## AIM
Only the number is needed: how many lines of the records include "JSON"?

## MATERIAL FOR THIS TASK
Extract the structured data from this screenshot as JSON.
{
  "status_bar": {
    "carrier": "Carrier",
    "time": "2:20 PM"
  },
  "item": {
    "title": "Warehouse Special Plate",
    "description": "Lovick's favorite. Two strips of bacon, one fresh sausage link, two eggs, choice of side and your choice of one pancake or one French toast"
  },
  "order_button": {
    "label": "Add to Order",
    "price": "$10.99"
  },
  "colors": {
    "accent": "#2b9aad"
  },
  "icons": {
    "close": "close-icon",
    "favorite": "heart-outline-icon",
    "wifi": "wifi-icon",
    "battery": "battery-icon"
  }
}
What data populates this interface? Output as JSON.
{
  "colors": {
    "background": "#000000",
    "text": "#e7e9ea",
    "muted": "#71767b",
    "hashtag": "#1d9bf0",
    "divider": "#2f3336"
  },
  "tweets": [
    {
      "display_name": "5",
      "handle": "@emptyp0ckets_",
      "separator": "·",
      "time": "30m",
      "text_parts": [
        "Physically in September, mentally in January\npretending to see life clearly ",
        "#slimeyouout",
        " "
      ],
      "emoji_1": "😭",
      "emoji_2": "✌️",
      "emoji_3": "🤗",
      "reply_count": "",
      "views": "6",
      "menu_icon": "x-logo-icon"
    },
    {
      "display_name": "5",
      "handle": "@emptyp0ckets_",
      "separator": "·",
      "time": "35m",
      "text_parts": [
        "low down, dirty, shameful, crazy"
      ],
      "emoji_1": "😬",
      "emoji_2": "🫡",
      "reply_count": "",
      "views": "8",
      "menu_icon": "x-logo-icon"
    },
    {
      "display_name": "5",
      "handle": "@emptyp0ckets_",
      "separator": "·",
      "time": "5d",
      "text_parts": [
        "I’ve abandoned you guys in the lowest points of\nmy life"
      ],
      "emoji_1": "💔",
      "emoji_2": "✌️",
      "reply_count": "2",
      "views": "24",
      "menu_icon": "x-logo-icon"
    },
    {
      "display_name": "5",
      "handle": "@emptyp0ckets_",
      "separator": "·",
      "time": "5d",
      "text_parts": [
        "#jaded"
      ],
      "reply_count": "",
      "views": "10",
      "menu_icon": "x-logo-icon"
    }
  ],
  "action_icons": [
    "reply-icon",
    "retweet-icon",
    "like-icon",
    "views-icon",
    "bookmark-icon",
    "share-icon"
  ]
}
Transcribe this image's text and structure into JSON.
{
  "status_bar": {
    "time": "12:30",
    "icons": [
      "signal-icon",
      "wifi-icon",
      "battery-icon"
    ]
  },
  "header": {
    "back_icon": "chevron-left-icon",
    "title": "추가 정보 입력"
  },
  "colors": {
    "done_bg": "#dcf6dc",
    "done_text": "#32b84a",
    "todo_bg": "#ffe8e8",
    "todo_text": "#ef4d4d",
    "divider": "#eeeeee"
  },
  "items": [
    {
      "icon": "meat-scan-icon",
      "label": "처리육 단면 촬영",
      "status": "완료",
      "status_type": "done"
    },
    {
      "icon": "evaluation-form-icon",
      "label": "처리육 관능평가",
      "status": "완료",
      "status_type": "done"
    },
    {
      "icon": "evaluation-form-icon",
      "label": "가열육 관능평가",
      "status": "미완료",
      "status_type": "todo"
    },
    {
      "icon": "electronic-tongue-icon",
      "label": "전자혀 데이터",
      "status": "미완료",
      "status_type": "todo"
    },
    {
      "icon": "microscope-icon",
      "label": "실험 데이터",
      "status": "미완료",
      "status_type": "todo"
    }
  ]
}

## SOLUTION
3